◆ GOAL 1
List every person named in the announcement below about the MIT Press open access monographs.
◆ GOAL 2
Carry on the announcement below about the MIT Press open access monographs, starting after its final sentence.

◆ PROVIDED TEXT
··········
From: Emily L Paquin-Abbas <[log in to unmask]>
Date: Tue, 14 Apr 2020 19:09:14 +0000

Hello,

I'm excited to announce that the MIT Press has published its first open access (OA) monographs on the MIT Press Direct platform. Supported by a generous grant from the Arcadia Fund, a charitable fund of Lisbet Rausing and Peter Baldwin, the project is part of a larger initiative to explore alternatives to the traditional market-based business model for professional and scholarly works on specialized subjects.

In 2019, the MIT Press received a three-year $850,000 grant from the Arcadia Fund to perform a broad-based monograph publishing cost analysis and to develop and openly disseminate a durable financial framework and business plan for OA monographs. As part of the project, the Press will also undertake a pilot program to implement the resulting framework for scholarly front and backlist titles.
··········
◆ RECORDED DATA
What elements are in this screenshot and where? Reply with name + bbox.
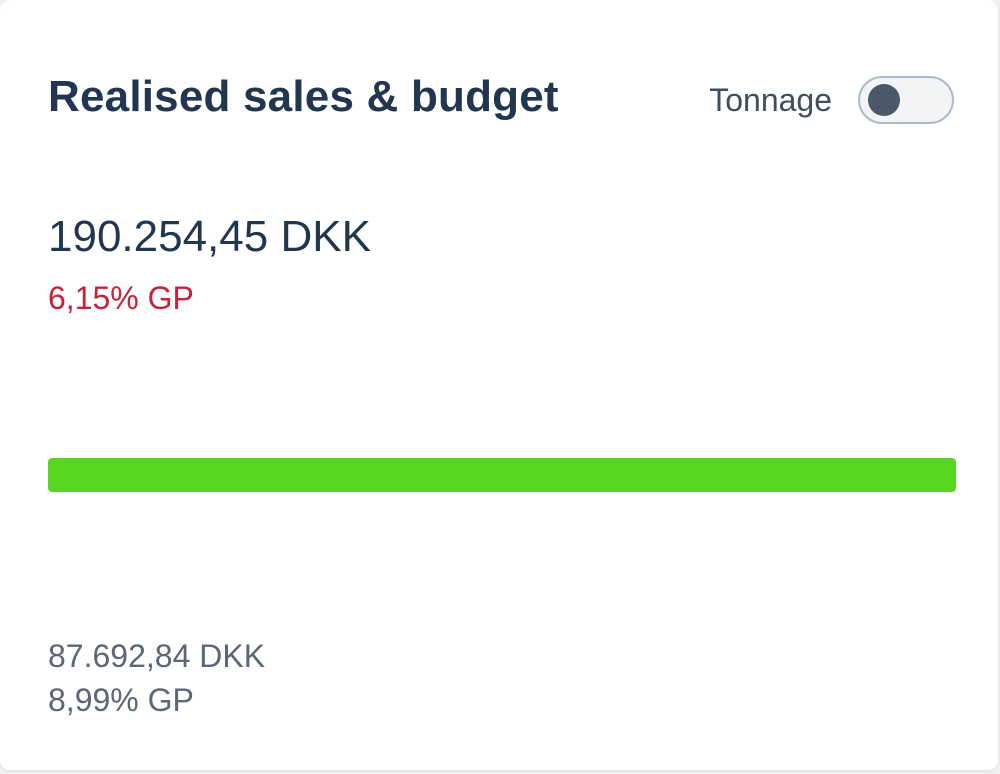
··········
◆ TASK RESPONSE 1
Emily L Paquin-Abbas, Lisbet Rausing, Peter Baldwin

◆ TASK RESPONSE 2
The following open access books are currently live on MIT Press Direct, the Press’s institutional eBook platform, with many more slated to be released in the coming months:

·         The Immigrant-Food Nexus: Borders, Labor, and Identity in North America edited by Julian Agyeman and Sydney Giacalone

·         Sulphuric Utopias: A History of Maritime Fumigation by Lukas Engelmann and Christos Lynteris

·         When Things Don't Fall Apart: Global Financial Governance and Developmental Finance in an Age of Productive Incoherence by Ilene Grabel

·         The Cybernetics Group by Steve Joshua Heims

·         Turtle Geometry: The Computer as a Medium for Exploring Mathematics by Harold Abelson and Andrea diSessa

·         The End of Ownership: Personal Property in the Digital Economy by Aaron Perzanowski and Jason Schultz

Amy Brand, Director of the MIT Press, sees this partnership as a way to experiment with transformative open access models. “Publishing academic monographs through a durable OA model allows us to increase the impact of research and uphold our mission to disseminate high-quality scholarship to the widest possible readership," says Brand. "The publication of the first Arcadia-funded books on the MIT Press Direct platform marks an important step in this project, and in our broader efforts to develop sustainable models for open access scholarly publishing, at a time when public access to knowledge is especially important.”

 

At the conclusion of the Arcadia grant, the MIT Press will openly share a robust, blended OA model that the university press community can adopt and adapt. This information will help to pave the way for the many scholarly monographs published each year by university presses and other mission-based scholarly publishers to be more readily discovered, accessed, and shared.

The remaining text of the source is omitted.